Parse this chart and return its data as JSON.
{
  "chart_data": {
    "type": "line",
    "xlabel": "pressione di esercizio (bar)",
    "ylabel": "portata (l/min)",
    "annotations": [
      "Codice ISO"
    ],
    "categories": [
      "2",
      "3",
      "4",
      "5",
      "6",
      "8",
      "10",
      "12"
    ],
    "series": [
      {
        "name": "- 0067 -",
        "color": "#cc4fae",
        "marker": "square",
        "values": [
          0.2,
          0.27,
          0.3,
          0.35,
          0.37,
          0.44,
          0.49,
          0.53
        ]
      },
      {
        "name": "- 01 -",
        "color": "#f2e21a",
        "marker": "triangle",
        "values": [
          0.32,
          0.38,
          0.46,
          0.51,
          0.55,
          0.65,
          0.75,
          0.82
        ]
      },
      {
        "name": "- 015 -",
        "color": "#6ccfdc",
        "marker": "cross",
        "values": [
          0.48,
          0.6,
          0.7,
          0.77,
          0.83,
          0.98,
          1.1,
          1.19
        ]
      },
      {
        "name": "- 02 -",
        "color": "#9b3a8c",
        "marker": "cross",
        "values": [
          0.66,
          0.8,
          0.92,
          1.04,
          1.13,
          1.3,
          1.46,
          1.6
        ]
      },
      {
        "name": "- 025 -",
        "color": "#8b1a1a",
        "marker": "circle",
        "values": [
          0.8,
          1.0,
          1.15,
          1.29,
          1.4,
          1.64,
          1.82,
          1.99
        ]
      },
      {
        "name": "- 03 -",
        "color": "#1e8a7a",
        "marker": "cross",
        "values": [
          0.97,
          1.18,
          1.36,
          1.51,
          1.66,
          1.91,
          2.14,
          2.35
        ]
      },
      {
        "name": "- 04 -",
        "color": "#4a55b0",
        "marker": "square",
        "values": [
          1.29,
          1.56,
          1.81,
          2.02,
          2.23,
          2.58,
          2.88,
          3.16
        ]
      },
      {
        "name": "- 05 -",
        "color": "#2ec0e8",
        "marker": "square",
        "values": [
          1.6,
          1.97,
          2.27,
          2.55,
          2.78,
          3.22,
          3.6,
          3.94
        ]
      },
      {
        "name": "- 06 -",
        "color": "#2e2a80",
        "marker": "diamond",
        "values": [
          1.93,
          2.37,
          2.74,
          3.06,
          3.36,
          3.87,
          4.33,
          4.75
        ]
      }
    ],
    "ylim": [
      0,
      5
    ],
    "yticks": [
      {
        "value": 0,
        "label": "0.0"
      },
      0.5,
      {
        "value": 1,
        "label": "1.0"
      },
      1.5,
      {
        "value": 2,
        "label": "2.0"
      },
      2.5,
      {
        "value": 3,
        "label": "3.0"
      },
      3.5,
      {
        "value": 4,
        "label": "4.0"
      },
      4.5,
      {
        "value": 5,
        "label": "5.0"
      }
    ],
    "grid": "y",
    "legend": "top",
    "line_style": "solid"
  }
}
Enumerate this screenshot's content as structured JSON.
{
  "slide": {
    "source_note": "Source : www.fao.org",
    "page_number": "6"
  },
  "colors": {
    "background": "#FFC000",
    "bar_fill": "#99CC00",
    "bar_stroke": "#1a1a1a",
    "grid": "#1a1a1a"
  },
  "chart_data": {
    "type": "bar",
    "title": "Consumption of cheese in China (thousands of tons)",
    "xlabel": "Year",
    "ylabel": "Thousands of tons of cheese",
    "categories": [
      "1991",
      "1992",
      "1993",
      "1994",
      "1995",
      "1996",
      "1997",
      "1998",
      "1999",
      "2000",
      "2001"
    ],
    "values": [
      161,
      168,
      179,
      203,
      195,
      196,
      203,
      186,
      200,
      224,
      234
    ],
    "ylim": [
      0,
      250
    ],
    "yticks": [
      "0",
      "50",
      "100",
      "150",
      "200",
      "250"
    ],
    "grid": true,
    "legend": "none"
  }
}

→ Task to carry out:
Give all of the entries again, word for word.

→ Correct response:
Parse this chart and return its data as JSON.
{
  "chart_data": {
    "type": "line",
    "xlabel": "pressione di esercizio (bar)",
    "ylabel": "portata (l/min)",
    "annotations": [
      "Codice ISO"
    ],
    "categories": [
      "2",
      "3",
      "4",
      "5",
      "6",
      "8",
      "10",
      "12"
    ],
    "series": [
      {
        "name": "- 0067 -",
        "color": "#cc4fae",
        "marker": "square",
        "values": [
          0.2,
          0.27,
          0.3,
          0.35,
          0.37,
          0.44,
          0.49,
          0.53
        ]
      },
      {
        "name": "- 01 -",
        "color": "#f2e21a",
        "marker": "triangle",
        "values": [
          0.32,
          0.38,
          0.46,
          0.51,
          0.55,
          0.65,
          0.75,
          0.82
        ]
      },
      {
        "name": "- 015 -",
        "color": "#6ccfdc",
        "marker": "cross",
        "values": [
          0.48,
          0.6,
          0.7,
          0.77,
          0.83,
          0.98,
          1.1,
          1.19
        ]
      },
      {
        "name": "- 02 -",
        "color": "#9b3a8c",
        "marker": "cross",
        "values": [
          0.66,
          0.8,
          0.92,
          1.04,
          1.13,
          1.3,
          1.46,
          1.6
        ]
      },
      {
        "name": "- 025 -",
        "color": "#8b1a1a",
        "marker": "circle",
        "values": [
          0.8,
          1.0,
          1.15,
          1.29,
          1.4,
          1.64,
          1.82,
          1.99
        ]
      },
      {
        "name": "- 03 -",
        "color": "#1e8a7a",
        "marker": "cross",
        "values": [
          0.97,
          1.18,
          1.36,
          1.51,
          1.66,
          1.91,
          2.14,
          2.35
        ]
      },
      {
        "name": "- 04 -",
        "color": "#4a55b0",
        "marker": "square",
        "values": [
          1.29,
          1.56,
          1.81,
          2.02,
          2.23,
          2.58,
          2.88,
          3.16
        ]
      },
      {
        "name": "- 05 -",
        "color": "#2ec0e8",
        "marker": "square",
        "values": [
          1.6,
          1.97,
          2.27,
          2.55,
          2.78,
          3.22,
          3.6,
          3.94
        ]
      },
      {
        "name": "- 06 -",
        "color": "#2e2a80",
        "marker": "diamond",
        "values": [
          1.93,
          2.37,
          2.74,
          3.06,
          3.36,
          3.87,
          4.33,
          4.75
        ]
      }
    ],
    "ylim": [
      0,
      5
    ],
    "yticks": [
      {
        "value": 0,
        "label": "0.0"
      },
      0.5,
      {
        "value": 1,
        "label": "1.0"
      },
      1.5,
      {
        "value": 2,
        "label": "2.0"
      },
      2.5,
      {
        "value": 3,
        "label": "3.0"
      },
      3.5,
      {
        "value": 4,
        "label": "4.0"
      },
      4.5,
      {
        "value": 5,
        "label": "5.0"
      }
    ],
    "grid": "y",
    "legend": "top",
    "line_style": "solid"
  }
}
Enumerate this screenshot's content as structured JSON.
{
  "slide": {
    "source_note": "Source : www.fao.org",
    "page_number": "6"
  },
  "colors": {
    "background": "#FFC000",
    "bar_fill": "#99CC00",
    "bar_stroke": "#1a1a1a",
    "grid": "#1a1a1a"
  },
  "chart_data": {
    "type": "bar",
    "title": "Consumption of cheese in China (thousands of tons)",
    "xlabel": "Year",
    "ylabel": "Thousands of tons of cheese",
    "categories": [
      "1991",
      "1992",
      "1993",
      "1994",
      "1995",
      "1996",
      "1997",
      "1998",
      "1999",
      "2000",
      "2001"
    ],
    "values": [
      161,
      168,
      179,
      203,
      195,
      196,
      203,
      186,
      200,
      224,
      234
    ],
    "ylim": [
      0,
      250
    ],
    "yticks": [
      "0",
      "50",
      "100",
      "150",
      "200",
      "250"
    ],
    "grid": true,
    "legend": "none"
  }
}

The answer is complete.